▶ [YOUR GOAL] Return every line below as is, leaving out the pictures.

start RECORDS PROVIDED

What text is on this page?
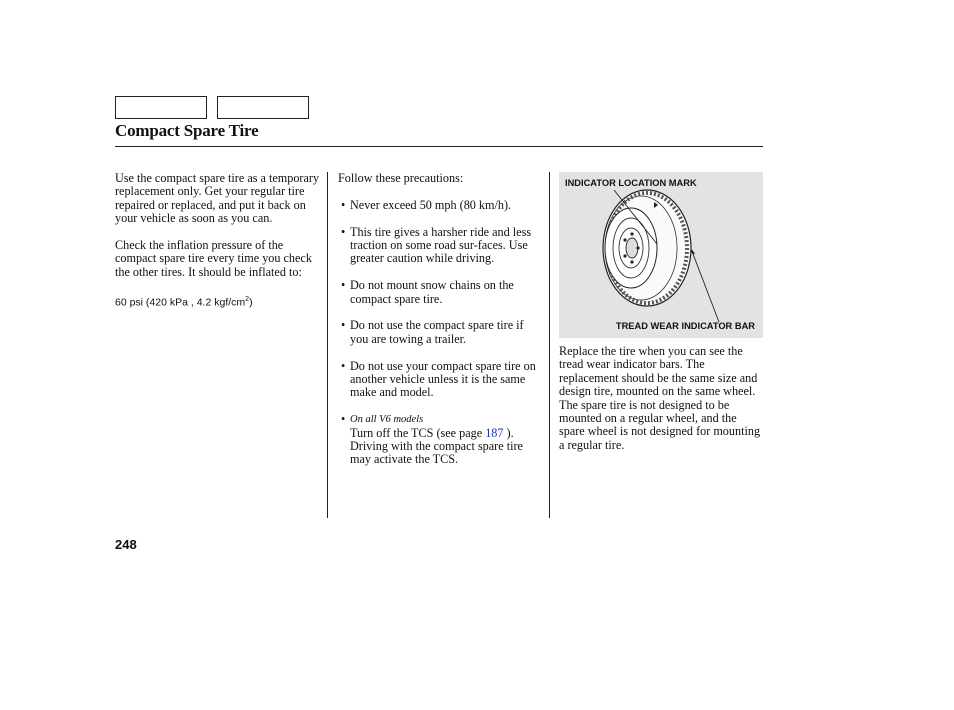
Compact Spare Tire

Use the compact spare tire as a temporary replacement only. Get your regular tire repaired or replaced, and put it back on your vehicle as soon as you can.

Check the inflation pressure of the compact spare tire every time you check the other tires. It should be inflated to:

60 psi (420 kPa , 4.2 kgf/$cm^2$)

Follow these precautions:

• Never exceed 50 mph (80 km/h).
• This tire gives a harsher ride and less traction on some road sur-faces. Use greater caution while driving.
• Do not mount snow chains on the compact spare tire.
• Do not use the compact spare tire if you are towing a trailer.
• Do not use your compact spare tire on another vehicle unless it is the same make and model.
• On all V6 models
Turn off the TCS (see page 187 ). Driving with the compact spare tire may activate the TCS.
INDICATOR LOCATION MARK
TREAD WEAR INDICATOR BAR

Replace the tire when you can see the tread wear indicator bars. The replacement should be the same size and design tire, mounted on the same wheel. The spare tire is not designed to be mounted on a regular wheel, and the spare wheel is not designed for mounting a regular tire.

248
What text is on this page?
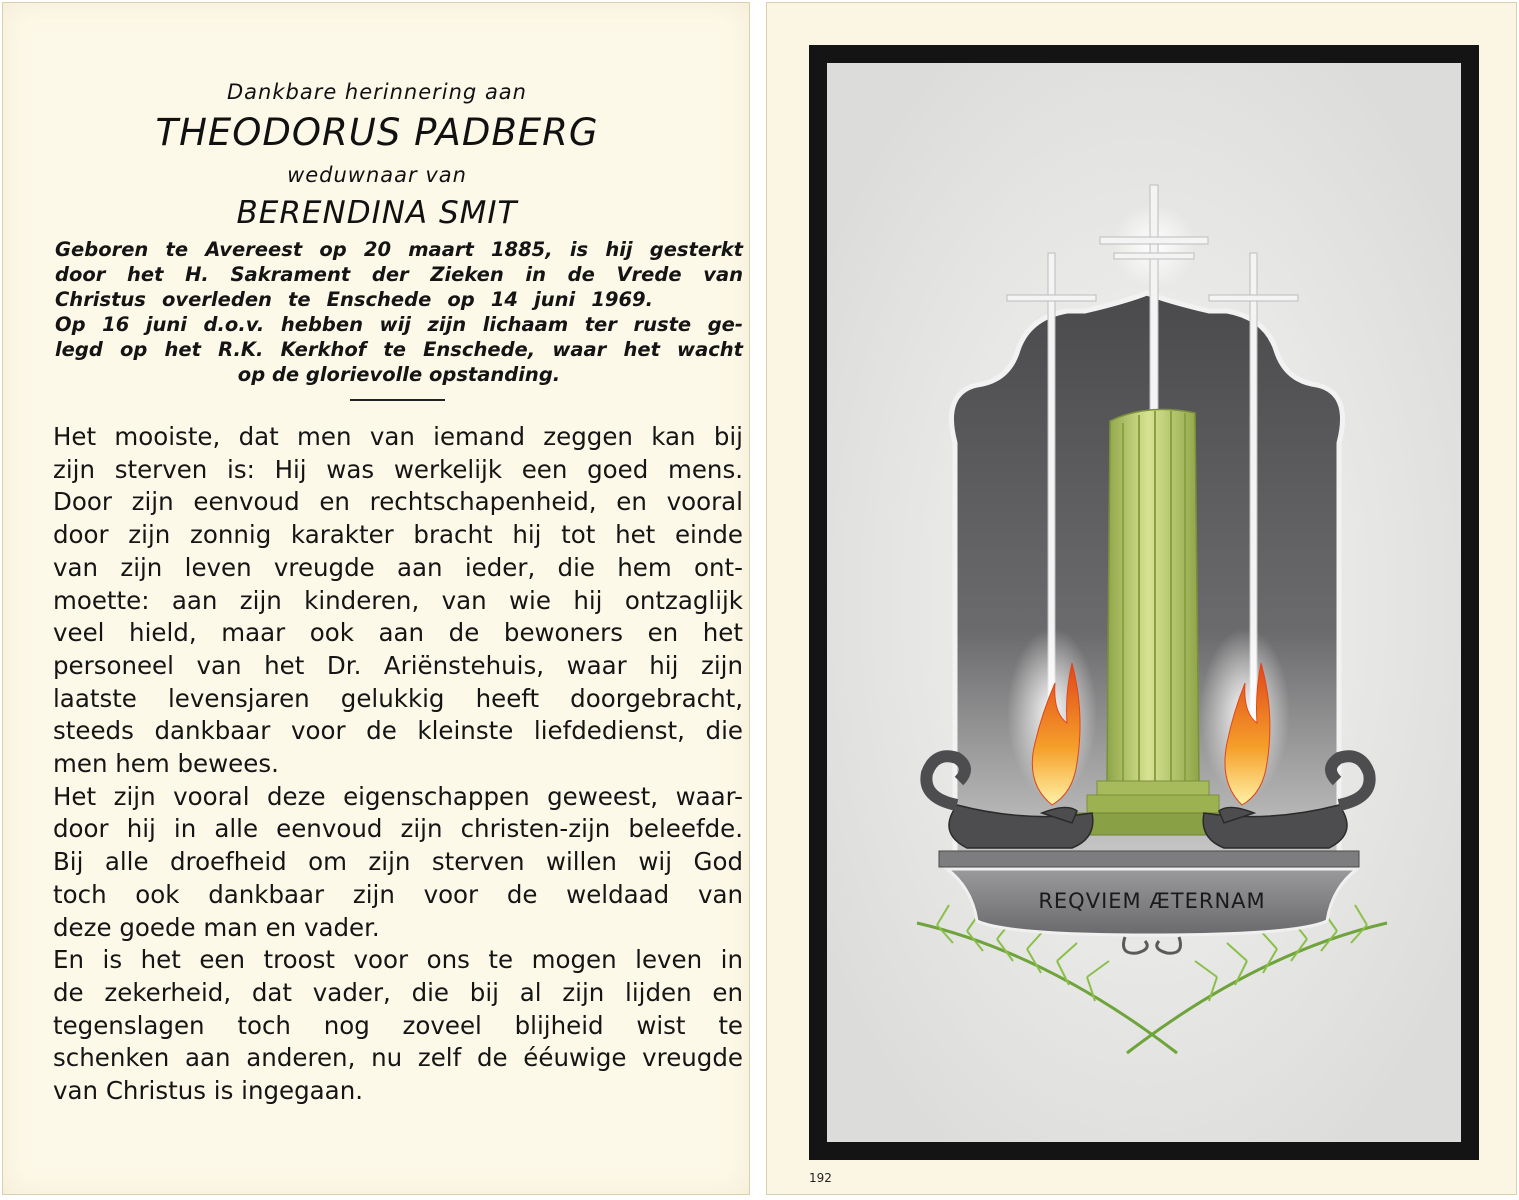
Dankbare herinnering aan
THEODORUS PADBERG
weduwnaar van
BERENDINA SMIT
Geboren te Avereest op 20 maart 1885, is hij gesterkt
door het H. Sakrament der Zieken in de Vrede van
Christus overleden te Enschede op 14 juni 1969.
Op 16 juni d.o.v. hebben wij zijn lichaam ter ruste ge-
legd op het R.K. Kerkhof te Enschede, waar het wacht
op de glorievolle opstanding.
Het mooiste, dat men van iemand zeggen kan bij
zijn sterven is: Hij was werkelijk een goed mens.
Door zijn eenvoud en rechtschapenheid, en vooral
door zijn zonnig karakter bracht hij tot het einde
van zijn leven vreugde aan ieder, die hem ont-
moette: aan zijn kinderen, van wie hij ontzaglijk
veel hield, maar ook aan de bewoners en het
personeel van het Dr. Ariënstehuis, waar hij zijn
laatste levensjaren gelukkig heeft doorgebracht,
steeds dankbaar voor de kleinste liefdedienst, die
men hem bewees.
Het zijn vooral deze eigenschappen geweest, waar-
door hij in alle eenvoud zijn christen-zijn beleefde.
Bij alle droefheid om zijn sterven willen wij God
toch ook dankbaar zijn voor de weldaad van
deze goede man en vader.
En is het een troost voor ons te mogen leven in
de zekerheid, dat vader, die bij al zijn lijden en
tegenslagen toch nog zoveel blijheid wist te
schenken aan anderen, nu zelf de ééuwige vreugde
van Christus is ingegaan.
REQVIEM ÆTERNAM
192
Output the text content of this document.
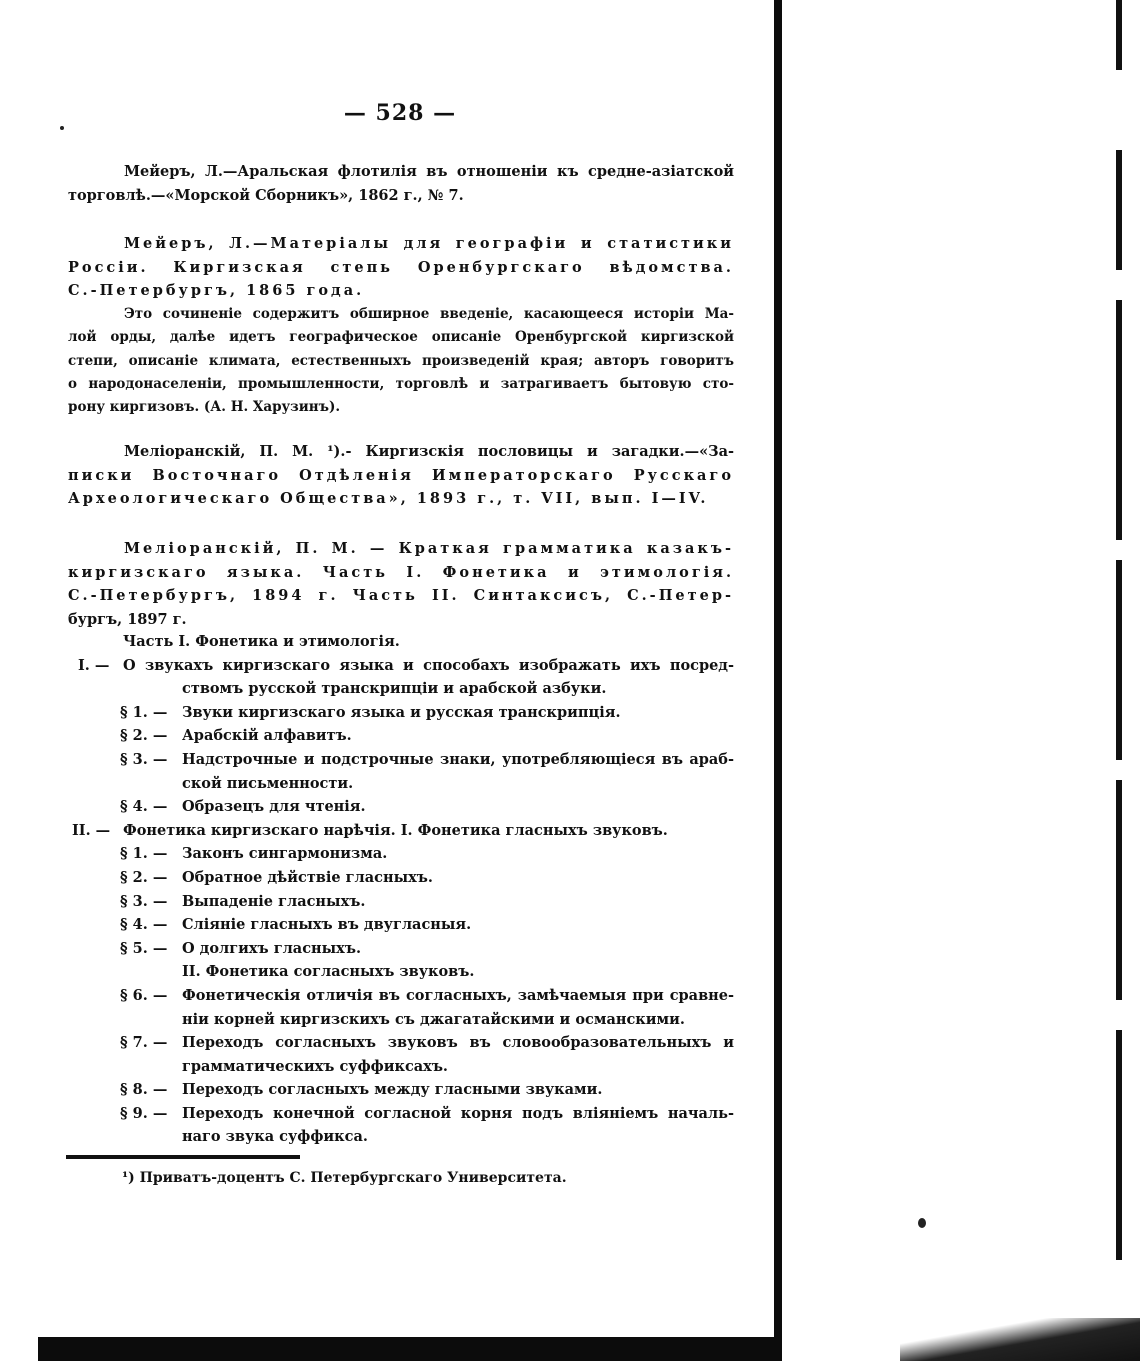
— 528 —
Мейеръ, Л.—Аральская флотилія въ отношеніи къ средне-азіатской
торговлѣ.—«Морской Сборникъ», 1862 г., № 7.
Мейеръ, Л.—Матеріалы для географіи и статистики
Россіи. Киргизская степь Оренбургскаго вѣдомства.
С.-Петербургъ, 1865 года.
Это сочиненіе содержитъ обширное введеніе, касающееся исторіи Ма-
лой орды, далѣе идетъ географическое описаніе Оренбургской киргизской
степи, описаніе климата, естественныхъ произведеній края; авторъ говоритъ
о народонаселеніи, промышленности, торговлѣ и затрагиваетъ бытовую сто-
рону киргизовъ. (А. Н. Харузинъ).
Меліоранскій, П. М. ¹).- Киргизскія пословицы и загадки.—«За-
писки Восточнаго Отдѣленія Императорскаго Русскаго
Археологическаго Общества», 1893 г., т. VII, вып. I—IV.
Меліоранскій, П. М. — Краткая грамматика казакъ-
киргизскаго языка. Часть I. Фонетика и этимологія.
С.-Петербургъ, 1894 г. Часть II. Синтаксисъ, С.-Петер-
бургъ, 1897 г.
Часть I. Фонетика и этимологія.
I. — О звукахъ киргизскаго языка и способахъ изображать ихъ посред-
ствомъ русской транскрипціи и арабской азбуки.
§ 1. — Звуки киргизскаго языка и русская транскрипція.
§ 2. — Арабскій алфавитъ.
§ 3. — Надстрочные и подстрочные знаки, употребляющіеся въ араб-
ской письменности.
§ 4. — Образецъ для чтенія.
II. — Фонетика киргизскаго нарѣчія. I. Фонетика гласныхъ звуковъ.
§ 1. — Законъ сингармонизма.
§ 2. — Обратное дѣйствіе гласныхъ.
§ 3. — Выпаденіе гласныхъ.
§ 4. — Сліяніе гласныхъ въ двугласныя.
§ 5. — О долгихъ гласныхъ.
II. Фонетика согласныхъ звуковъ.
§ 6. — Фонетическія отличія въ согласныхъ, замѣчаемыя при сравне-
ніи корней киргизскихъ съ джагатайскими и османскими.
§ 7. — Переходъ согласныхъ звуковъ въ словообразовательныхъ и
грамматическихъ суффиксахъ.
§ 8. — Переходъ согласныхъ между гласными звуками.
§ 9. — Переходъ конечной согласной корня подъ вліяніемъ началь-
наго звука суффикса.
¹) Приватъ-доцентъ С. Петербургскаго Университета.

end RECORDS PROVIDED

▶ [CORRECT ANSWER]
What text is on this page?
Compact Spare Tire

Use the compact spare tire as a temporary replacement only. Get your regular tire repaired or replaced, and put it back on your vehicle as soon as you can.

Check the inflation pressure of the compact spare tire every time you check the other tires. It should be inflated to:

60 psi (420 kPa , 4.2 kgf/$cm^2$)

Follow these precautions:

• Never exceed 50 mph (80 km/h).
• This tire gives a harsher ride and less traction on some road sur-faces. Use greater caution while driving.
• Do not mount snow chains on the compact spare tire.
• Do not use the compact spare tire if you are towing a trailer.
• Do not use your compact spare tire on another vehicle unless it is the same make and model.
• On all V6 models
Turn off the TCS (see page 187 ). Driving with the compact spare tire may activate the TCS.
INDICATOR LOCATION MARK
TREAD WEAR INDICATOR BAR

Replace the tire when you can see the tread wear indicator bars. The replacement should be the same size and design tire, mounted on the same wheel. The spare tire is not designed to be mounted on a regular wheel, and the spare wheel is not designed for mounting a regular tire.

248
What text is on this page?
Dankbare herinnering aan
THEODORUS PADBERG
weduwnaar van
BERENDINA SMIT
Geboren te Avereest op 20 maart 1885, is hij gesterkt
door het H. Sakrament der Zieken in de Vrede van
Christus overleden te Enschede op 14 juni 1969.
Op 16 juni d.o.v. hebben wij zijn lichaam ter ruste ge-
legd op het R.K. Kerkhof te Enschede, waar het wacht
op de glorievolle opstanding.
Het mooiste, dat men van iemand zeggen kan bij
zijn sterven is: Hij was werkelijk een goed mens.
Door zijn eenvoud en rechtschapenheid, en vooral
door zijn zonnig karakter bracht hij tot het einde
van zijn leven vreugde aan ieder, die hem ont-
moette: aan zijn kinderen, van wie hij ontzaglijk
veel hield, maar ook aan de bewoners en het
personeel van het Dr. Ariënstehuis, waar hij zijn
laatste levensjaren gelukkig heeft doorgebracht,
steeds dankbaar voor de kleinste liefdedienst, die
men hem bewees.
Het zijn vooral deze eigenschappen geweest, waar-
door hij in alle eenvoud zijn christen-zijn beleefde.
Bij alle droefheid om zijn sterven willen wij God
toch ook dankbaar zijn voor de weldaad van
deze goede man en vader.
En is het een troost voor ons te mogen leven in
de zekerheid, dat vader, die bij al zijn lijden en
tegenslagen toch nog zoveel blijheid wist te
schenken aan anderen, nu zelf de ééuwige vreugde
van Christus is ingegaan.
REQVIEM ÆTERNAM
192
Output the text content of this document.
— 528 —
Мейеръ, Л.—Аральская флотилія въ отношеніи къ средне-азіатской
торговлѣ.—«Морской Сборникъ», 1862 г., № 7.
Мейеръ, Л.—Матеріалы для географіи и статистики
Россіи. Киргизская степь Оренбургскаго вѣдомства.
С.-Петербургъ, 1865 года.
Это сочиненіе содержитъ обширное введеніе, касающееся исторіи Ма-
лой орды, далѣе идетъ географическое описаніе Оренбургской киргизской
степи, описаніе климата, естественныхъ произведеній края; авторъ говоритъ
о народонаселеніи, промышленности, торговлѣ и затрагиваетъ бытовую сто-
рону киргизовъ. (А. Н. Харузинъ).
Меліоранскій, П. М. ¹).- Киргизскія пословицы и загадки.—«За-
писки Восточнаго Отдѣленія Императорскаго Русскаго
Археологическаго Общества», 1893 г., т. VII, вып. I—IV.
Меліоранскій, П. М. — Краткая грамматика казакъ-
киргизскаго языка. Часть I. Фонетика и этимологія.
С.-Петербургъ, 1894 г. Часть II. Синтаксисъ, С.-Петер-
бургъ, 1897 г.
Часть I. Фонетика и этимологія.
I. — О звукахъ киргизскаго языка и способахъ изображать ихъ посред-
ствомъ русской транскрипціи и арабской азбуки.
§ 1. — Звуки киргизскаго языка и русская транскрипція.
§ 2. — Арабскій алфавитъ.
§ 3. — Надстрочные и подстрочные знаки, употребляющіеся въ араб-
ской письменности.
§ 4. — Образецъ для чтенія.
II. — Фонетика киргизскаго нарѣчія. I. Фонетика гласныхъ звуковъ.
§ 1. — Законъ сингармонизма.
§ 2. — Обратное дѣйствіе гласныхъ.
§ 3. — Выпаденіе гласныхъ.
§ 4. — Сліяніе гласныхъ въ двугласныя.
§ 5. — О долгихъ гласныхъ.
II. Фонетика согласныхъ звуковъ.
§ 6. — Фонетическія отличія въ согласныхъ, замѣчаемыя при сравне-
ніи корней киргизскихъ съ джагатайскими и османскими.
§ 7. — Переходъ согласныхъ звуковъ въ словообразовательныхъ и
грамматическихъ суффиксахъ.
§ 8. — Переходъ согласныхъ между гласными звуками.
§ 9. — Переходъ конечной согласной корня подъ вліяніемъ началь-
наго звука суффикса.
¹) Приватъ-доцентъ С. Петербургскаго Университета.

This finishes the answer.